* Begin *
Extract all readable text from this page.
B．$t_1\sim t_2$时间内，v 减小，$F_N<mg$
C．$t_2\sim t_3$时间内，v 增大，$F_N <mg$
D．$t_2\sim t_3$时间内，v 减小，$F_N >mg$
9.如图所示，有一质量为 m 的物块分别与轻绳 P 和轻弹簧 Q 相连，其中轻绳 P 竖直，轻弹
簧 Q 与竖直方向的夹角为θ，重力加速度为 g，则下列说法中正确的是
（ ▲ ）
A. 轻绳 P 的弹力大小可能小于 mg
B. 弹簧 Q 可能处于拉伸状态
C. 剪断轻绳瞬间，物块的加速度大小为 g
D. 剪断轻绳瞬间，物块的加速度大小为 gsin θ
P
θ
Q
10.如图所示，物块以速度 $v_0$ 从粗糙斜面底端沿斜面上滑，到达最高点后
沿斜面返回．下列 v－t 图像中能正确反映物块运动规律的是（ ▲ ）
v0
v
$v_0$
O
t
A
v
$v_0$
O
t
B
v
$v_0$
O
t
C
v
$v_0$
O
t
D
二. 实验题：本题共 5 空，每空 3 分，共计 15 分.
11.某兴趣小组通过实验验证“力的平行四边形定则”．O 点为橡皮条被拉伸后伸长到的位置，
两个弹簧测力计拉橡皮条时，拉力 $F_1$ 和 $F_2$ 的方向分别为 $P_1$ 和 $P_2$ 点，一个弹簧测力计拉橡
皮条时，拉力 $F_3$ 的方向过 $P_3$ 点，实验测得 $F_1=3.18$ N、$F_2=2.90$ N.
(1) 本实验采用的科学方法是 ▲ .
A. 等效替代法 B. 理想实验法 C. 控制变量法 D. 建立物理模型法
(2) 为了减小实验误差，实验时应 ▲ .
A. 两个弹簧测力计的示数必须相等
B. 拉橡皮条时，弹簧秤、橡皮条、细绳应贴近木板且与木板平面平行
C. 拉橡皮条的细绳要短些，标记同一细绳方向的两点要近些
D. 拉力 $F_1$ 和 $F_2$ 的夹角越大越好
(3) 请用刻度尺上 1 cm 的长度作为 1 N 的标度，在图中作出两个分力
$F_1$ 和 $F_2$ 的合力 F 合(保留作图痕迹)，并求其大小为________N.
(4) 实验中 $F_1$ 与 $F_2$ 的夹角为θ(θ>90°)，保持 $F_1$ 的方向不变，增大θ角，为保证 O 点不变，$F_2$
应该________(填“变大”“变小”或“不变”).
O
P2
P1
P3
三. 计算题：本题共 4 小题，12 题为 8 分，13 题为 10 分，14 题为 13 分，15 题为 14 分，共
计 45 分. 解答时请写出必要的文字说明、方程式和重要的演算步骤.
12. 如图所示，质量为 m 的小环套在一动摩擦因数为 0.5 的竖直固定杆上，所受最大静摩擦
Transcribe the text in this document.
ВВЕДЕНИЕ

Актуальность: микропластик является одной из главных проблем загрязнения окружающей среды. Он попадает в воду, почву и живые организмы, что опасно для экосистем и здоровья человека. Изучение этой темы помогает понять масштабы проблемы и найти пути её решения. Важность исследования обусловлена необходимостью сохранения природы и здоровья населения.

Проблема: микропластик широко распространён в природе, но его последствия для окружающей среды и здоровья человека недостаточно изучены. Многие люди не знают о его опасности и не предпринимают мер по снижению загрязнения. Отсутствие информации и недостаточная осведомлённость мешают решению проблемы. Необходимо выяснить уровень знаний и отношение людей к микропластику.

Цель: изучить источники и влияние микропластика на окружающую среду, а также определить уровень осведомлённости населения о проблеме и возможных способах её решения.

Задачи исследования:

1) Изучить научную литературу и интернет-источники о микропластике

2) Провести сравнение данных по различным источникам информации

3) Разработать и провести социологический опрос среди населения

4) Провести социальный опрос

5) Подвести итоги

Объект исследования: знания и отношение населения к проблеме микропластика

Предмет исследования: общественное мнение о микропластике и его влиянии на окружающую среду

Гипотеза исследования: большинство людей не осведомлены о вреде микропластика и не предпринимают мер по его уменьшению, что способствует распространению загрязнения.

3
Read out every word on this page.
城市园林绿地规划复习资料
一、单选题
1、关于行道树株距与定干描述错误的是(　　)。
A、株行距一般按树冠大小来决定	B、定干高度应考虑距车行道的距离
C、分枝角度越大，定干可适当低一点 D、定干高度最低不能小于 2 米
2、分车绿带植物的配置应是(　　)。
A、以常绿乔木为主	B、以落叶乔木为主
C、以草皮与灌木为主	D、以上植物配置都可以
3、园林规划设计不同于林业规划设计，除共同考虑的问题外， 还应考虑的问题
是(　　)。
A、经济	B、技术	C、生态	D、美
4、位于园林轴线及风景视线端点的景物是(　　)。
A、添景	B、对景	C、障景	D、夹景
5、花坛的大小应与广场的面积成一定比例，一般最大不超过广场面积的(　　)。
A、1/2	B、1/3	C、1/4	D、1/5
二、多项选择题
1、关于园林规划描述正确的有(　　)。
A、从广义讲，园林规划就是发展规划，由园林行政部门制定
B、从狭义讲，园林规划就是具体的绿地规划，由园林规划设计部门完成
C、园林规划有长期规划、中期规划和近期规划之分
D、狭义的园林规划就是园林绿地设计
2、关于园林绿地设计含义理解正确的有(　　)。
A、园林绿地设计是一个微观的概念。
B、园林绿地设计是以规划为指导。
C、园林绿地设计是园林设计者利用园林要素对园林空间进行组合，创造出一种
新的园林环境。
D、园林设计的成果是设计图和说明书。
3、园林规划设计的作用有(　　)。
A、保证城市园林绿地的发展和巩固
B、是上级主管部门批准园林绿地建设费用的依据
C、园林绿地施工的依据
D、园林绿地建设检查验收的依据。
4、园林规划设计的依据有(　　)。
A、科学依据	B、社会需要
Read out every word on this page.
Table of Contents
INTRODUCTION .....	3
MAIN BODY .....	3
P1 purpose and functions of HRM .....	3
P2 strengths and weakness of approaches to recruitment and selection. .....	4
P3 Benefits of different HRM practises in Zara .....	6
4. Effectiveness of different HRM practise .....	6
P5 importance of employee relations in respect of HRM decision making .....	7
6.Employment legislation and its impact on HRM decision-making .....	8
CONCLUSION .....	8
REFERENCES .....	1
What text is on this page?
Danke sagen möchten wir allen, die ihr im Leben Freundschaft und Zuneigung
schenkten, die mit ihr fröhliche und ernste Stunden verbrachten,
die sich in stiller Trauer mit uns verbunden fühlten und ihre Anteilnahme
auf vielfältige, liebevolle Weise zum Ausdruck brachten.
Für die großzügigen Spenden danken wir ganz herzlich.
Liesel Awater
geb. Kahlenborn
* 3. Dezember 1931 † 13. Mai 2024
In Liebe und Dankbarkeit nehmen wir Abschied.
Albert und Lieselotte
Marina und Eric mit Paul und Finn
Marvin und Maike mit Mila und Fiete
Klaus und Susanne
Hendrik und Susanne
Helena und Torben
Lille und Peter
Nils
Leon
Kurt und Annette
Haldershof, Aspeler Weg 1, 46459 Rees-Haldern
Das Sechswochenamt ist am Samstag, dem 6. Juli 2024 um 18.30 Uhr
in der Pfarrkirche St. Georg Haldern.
* End *
**Aim of the exercise**
Quote all the records exactly, please, leaving none out.

**Solution to the exercise**
Extract all readable text from this page.
B．$t_1\sim t_2$时间内，v 减小，$F_N<mg$
C．$t_2\sim t_3$时间内，v 增大，$F_N <mg$
D．$t_2\sim t_3$时间内，v 减小，$F_N >mg$
9.如图所示，有一质量为 m 的物块分别与轻绳 P 和轻弹簧 Q 相连，其中轻绳 P 竖直，轻弹
簧 Q 与竖直方向的夹角为θ，重力加速度为 g，则下列说法中正确的是
（ ▲ ）
A. 轻绳 P 的弹力大小可能小于 mg
B. 弹簧 Q 可能处于拉伸状态
C. 剪断轻绳瞬间，物块的加速度大小为 g
D. 剪断轻绳瞬间，物块的加速度大小为 gsin θ
P
θ
Q
10.如图所示，物块以速度 $v_0$ 从粗糙斜面底端沿斜面上滑，到达最高点后
沿斜面返回．下列 v－t 图像中能正确反映物块运动规律的是（ ▲ ）
v0
v
$v_0$
O
t
A
v
$v_0$
O
t
B
v
$v_0$
O
t
C
v
$v_0$
O
t
D
二. 实验题：本题共 5 空，每空 3 分，共计 15 分.
11.某兴趣小组通过实验验证“力的平行四边形定则”．O 点为橡皮条被拉伸后伸长到的位置，
两个弹簧测力计拉橡皮条时，拉力 $F_1$ 和 $F_2$ 的方向分别为 $P_1$ 和 $P_2$ 点，一个弹簧测力计拉橡
皮条时，拉力 $F_3$ 的方向过 $P_3$ 点，实验测得 $F_1=3.18$ N、$F_2=2.90$ N.
(1) 本实验采用的科学方法是 ▲ .
A. 等效替代法 B. 理想实验法 C. 控制变量法 D. 建立物理模型法
(2) 为了减小实验误差，实验时应 ▲ .
A. 两个弹簧测力计的示数必须相等
B. 拉橡皮条时，弹簧秤、橡皮条、细绳应贴近木板且与木板平面平行
C. 拉橡皮条的细绳要短些，标记同一细绳方向的两点要近些
D. 拉力 $F_1$ 和 $F_2$ 的夹角越大越好
(3) 请用刻度尺上 1 cm 的长度作为 1 N 的标度，在图中作出两个分力
$F_1$ 和 $F_2$ 的合力 F 合(保留作图痕迹)，并求其大小为________N.
(4) 实验中 $F_1$ 与 $F_2$ 的夹角为θ(θ>90°)，保持 $F_1$ 的方向不变，增大θ角，为保证 O 点不变，$F_2$
应该________(填“变大”“变小”或“不变”).
O
P2
P1
P3
三. 计算题：本题共 4 小题，12 题为 8 分，13 题为 10 分，14 题为 13 分，15 题为 14 分，共
计 45 分. 解答时请写出必要的文字说明、方程式和重要的演算步骤.
12. 如图所示，质量为 m 的小环套在一动摩擦因数为 0.5 的竖直固定杆上，所受最大静摩擦
Transcribe the text in this document.
ВВЕДЕНИЕ

Актуальность: микропластик является одной из главных проблем загрязнения окружающей среды. Он попадает в воду, почву и живые организмы, что опасно для экосистем и здоровья человека. Изучение этой темы помогает понять масштабы проблемы и найти пути её решения. Важность исследования обусловлена необходимостью сохранения природы и здоровья населения.

Проблема: микропластик широко распространён в природе, но его последствия для окружающей среды и здоровья человека недостаточно изучены. Многие люди не знают о его опасности и не предпринимают мер по снижению загрязнения. Отсутствие информации и недостаточная осведомлённость мешают решению проблемы. Необходимо выяснить уровень знаний и отношение людей к микропластику.

Цель: изучить источники и влияние микропластика на окружающую среду, а также определить уровень осведомлённости населения о проблеме и возможных способах её решения.

Задачи исследования:

1) Изучить научную литературу и интернет-источники о микропластике

2) Провести сравнение данных по различным источникам информации

3) Разработать и провести социологический опрос среди населения

4) Провести социальный опрос

5) Подвести итоги

Объект исследования: знания и отношение населения к проблеме микропластика

Предмет исследования: общественное мнение о микропластике и его влиянии на окружающую среду

Гипотеза исследования: большинство людей не осведомлены о вреде микропластика и не предпринимают мер по его уменьшению, что способствует распространению загрязнения.

3
Read out every word on this page.
城市园林绿地规划复习资料
一、单选题
1、关于行道树株距与定干描述错误的是(　　)。
A、株行距一般按树冠大小来决定	B、定干高度应考虑距车行道的距离
C、分枝角度越大，定干可适当低一点 D、定干高度最低不能小于 2 米
2、分车绿带植物的配置应是(　　)。
A、以常绿乔木为主	B、以落叶乔木为主
C、以草皮与灌木为主	D、以上植物配置都可以
3、园林规划设计不同于林业规划设计，除共同考虑的问题外， 还应考虑的问题
是(　　)。
A、经济	B、技术	C、生态	D、美
4、位于园林轴线及风景视线端点的景物是(　　)。
A、添景	B、对景	C、障景	D、夹景
5、花坛的大小应与广场的面积成一定比例，一般最大不超过广场面积的(　　)。
A、1/2	B、1/3	C、1/4	D、1/5
二、多项选择题
1、关于园林规划描述正确的有(　　)。
A、从广义讲，园林规划就是发展规划，由园林行政部门制定
B、从狭义讲，园林规划就是具体的绿地规划，由园林规划设计部门完成
C、园林规划有长期规划、中期规划和近期规划之分
D、狭义的园林规划就是园林绿地设计
2、关于园林绿地设计含义理解正确的有(　　)。
A、园林绿地设计是一个微观的概念。
B、园林绿地设计是以规划为指导。
C、园林绿地设计是园林设计者利用园林要素对园林空间进行组合，创造出一种
新的园林环境。
D、园林设计的成果是设计图和说明书。
3、园林规划设计的作用有(　　)。
A、保证城市园林绿地的发展和巩固
B、是上级主管部门批准园林绿地建设费用的依据
C、园林绿地施工的依据
D、园林绿地建设检查验收的依据。
4、园林规划设计的依据有(　　)。
A、科学依据	B、社会需要
Read out every word on this page.
Table of Contents
INTRODUCTION .....	3
MAIN BODY .....	3
P1 purpose and functions of HRM .....	3
P2 strengths and weakness of approaches to recruitment and selection. .....	4
P3 Benefits of different HRM practises in Zara .....	6
4. Effectiveness of different HRM practise .....	6
P5 importance of employee relations in respect of HRM decision making .....	7
6.Employment legislation and its impact on HRM decision-making .....	8
CONCLUSION .....	8
REFERENCES .....	1
What text is on this page?
Danke sagen möchten wir allen, die ihr im Leben Freundschaft und Zuneigung
schenkten, die mit ihr fröhliche und ernste Stunden verbrachten,
die sich in stiller Trauer mit uns verbunden fühlten und ihre Anteilnahme
auf vielfältige, liebevolle Weise zum Ausdruck brachten.
Für die großzügigen Spenden danken wir ganz herzlich.
Liesel Awater
geb. Kahlenborn
* 3. Dezember 1931 † 13. Mai 2024
In Liebe und Dankbarkeit nehmen wir Abschied.
Albert und Lieselotte
Marina und Eric mit Paul und Finn
Marvin und Maike mit Mila und Fiete
Klaus und Susanne
Hendrik und Susanne
Helena und Torben
Lille und Peter
Nils
Leon
Kurt und Annette
Haldershof, Aspeler Weg 1, 46459 Rees-Haldern
Das Sechswochenamt ist am Samstag, dem 6. Juli 2024 um 18.30 Uhr
in der Pfarrkirche St. Georg Haldern.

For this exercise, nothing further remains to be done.